**DATA TO USE**
BEGIN

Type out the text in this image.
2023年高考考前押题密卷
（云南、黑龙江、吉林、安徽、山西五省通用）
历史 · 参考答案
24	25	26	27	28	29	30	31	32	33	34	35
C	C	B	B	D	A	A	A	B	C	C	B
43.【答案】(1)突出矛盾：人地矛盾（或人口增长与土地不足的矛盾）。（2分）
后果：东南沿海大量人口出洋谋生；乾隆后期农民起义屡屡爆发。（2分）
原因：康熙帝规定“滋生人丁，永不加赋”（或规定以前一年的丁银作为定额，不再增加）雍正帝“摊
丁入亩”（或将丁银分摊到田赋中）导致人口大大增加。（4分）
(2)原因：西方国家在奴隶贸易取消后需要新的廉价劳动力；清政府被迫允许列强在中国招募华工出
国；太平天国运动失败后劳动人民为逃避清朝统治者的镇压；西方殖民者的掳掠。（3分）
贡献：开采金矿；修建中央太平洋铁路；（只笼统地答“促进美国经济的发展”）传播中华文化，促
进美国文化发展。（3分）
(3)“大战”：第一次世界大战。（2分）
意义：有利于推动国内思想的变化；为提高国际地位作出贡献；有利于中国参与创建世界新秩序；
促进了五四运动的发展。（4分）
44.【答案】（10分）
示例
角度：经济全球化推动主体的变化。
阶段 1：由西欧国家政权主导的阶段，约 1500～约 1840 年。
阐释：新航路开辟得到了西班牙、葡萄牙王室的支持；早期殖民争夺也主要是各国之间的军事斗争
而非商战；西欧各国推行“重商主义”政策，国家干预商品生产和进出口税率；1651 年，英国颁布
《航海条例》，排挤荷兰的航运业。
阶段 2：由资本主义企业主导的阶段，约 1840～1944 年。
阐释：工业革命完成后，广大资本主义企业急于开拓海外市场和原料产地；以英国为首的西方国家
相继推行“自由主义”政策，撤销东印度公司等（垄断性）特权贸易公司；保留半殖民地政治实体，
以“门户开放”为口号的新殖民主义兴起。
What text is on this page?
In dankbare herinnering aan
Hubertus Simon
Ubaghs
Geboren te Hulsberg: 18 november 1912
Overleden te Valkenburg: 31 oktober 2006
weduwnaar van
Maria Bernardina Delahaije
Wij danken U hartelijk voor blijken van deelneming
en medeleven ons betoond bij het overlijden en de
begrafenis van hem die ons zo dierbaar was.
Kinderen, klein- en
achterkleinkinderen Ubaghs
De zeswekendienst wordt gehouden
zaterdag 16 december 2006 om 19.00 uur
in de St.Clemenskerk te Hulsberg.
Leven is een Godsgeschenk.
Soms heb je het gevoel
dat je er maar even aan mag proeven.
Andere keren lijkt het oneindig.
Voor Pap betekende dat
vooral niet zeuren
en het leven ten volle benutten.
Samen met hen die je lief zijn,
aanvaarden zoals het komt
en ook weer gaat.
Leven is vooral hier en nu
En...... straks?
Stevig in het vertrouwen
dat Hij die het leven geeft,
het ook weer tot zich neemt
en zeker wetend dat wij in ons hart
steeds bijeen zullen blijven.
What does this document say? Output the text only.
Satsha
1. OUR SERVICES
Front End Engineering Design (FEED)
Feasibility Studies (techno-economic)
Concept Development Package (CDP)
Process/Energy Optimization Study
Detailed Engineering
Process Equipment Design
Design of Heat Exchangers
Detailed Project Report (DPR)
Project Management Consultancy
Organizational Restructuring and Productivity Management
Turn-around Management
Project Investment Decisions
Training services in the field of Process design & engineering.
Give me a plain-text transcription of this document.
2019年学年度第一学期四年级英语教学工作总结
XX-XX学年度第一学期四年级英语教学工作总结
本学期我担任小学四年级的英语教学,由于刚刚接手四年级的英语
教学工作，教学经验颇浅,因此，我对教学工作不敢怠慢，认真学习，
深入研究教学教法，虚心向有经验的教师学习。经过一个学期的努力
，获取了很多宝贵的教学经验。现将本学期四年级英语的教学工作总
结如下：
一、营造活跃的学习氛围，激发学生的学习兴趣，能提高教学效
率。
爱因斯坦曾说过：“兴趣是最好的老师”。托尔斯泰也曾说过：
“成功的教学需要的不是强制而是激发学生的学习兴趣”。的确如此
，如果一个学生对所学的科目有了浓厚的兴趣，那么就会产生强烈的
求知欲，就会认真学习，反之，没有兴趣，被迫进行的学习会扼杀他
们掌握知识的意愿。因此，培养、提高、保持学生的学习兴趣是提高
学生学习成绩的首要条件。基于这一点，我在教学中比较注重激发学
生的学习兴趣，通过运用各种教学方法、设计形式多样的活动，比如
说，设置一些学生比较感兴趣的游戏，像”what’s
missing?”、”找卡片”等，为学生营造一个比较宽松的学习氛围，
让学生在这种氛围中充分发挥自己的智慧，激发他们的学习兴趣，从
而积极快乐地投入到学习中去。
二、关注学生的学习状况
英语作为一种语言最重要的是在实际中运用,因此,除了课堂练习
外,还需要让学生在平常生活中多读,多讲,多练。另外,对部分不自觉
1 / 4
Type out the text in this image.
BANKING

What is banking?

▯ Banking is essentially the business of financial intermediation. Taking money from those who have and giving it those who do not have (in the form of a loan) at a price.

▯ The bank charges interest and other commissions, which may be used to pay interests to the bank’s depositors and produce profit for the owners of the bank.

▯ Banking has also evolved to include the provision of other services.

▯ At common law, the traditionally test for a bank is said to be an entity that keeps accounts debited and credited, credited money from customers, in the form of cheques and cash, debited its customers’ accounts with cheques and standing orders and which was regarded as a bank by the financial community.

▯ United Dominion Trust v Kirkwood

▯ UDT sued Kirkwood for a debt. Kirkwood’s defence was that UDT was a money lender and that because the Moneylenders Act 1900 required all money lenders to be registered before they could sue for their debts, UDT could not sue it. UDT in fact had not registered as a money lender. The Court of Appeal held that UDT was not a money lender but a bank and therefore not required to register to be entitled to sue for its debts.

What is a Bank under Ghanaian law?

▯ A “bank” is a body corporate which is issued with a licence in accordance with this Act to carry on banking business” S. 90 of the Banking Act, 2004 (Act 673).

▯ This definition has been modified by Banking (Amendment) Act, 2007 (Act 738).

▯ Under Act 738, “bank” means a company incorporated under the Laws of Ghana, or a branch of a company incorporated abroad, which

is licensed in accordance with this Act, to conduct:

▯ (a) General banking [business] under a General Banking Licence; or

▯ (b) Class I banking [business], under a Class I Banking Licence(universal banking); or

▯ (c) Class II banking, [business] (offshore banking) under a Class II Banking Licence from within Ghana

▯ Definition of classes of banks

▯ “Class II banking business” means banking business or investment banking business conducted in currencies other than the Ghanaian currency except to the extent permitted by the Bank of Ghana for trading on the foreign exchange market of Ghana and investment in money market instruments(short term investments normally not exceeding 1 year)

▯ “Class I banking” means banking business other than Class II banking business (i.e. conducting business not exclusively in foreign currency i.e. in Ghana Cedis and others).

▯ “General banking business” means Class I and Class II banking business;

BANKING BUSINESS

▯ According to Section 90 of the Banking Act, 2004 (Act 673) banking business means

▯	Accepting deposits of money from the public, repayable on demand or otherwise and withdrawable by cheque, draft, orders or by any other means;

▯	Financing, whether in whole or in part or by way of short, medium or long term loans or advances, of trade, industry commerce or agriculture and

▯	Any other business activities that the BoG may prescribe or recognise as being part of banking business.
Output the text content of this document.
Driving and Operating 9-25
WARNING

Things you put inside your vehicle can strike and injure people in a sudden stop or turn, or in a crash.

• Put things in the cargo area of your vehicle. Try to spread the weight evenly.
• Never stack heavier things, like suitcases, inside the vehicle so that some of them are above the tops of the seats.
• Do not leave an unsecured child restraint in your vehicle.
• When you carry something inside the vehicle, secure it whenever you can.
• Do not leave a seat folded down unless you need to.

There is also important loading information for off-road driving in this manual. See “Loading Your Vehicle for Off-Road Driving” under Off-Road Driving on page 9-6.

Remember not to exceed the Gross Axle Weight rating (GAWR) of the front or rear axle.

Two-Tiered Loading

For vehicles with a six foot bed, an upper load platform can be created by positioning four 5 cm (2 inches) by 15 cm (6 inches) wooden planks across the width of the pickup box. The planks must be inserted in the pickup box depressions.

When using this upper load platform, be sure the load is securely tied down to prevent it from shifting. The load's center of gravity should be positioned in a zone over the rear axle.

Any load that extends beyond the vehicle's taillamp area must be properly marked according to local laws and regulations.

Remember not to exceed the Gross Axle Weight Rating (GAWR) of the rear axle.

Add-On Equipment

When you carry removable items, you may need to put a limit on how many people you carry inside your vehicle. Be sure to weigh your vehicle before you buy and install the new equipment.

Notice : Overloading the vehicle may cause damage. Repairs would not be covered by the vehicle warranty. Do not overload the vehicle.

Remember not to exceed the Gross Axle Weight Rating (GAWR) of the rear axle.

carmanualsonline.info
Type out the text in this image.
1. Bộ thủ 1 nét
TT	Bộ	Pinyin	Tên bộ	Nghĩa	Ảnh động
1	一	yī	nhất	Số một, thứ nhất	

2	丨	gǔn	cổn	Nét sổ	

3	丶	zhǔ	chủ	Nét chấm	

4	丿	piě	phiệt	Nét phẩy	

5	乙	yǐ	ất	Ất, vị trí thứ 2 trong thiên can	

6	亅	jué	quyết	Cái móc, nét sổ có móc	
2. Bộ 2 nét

END

**YOUR GOAL**
Search the data for "inside" and list every line in which it occurs.

**PROBLEM SOLUTION**
Things you put inside your vehicle can strike and injure people in a sudden stop or turn, or in a crash.
• Never stack heavier things, like suitcases, inside the vehicle so that some of them are above the tops of the seats.
• When you carry something inside the vehicle, secure it whenever you can.
When you carry removable items, you may need to put a limit on how many people you carry inside your vehicle. Be sure to weigh your vehicle before you buy and install the new equipment.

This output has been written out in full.